**Set task:** Extract, from the records beneath this instruction, each line that contains the word "value".

**Provided data:**

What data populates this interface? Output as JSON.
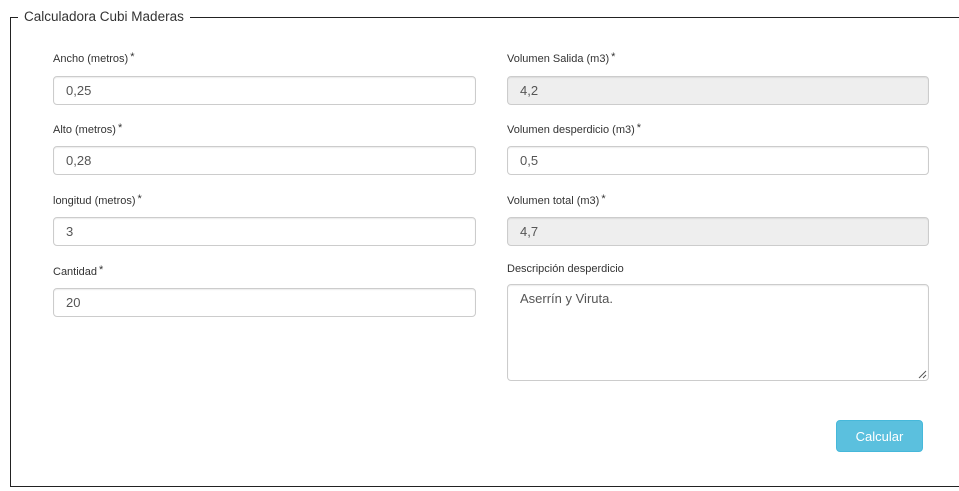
{
  "form": {
    "legend": "Calculadora Cubi Maderas",
    "required_marker": "*",
    "left_fields": [
      {
        "label": "Ancho (metros)",
        "value": "0,25",
        "required": true
      },
      {
        "label": "Alto (metros)",
        "value": "0,28",
        "required": true
      },
      {
        "label": "longitud (metros)",
        "value": "3",
        "required": true
      },
      {
        "label": "Cantidad",
        "value": "20",
        "required": true
      }
    ],
    "right_fields": [
      {
        "label": "Volumen Salida (m3)",
        "value": "4,2",
        "required": true,
        "readonly": true
      },
      {
        "label": "Volumen desperdicio (m3)",
        "value": "0,5",
        "required": true,
        "readonly": false
      },
      {
        "label": "Volumen total (m3)",
        "value": "4,7",
        "required": true,
        "readonly": true
      }
    ],
    "description": {
      "label": "Descripción desperdicio",
      "value": "Aserrín y Viruta."
    },
    "submit_label": "Calcular",
    "colors": {
      "button_bg": "#5bc0de",
      "readonly_bg": "#eeeeee",
      "input_border": "#cccccc"
    }
  }
}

**Result of the exercise:**
        "value": "0,25",
        "value": "0,28",
        "value": "3",
        "value": "20",
        "value": "4,2",
        "value": "0,5",
        "value": "4,7",
      "value": "Aserrín y Viruta."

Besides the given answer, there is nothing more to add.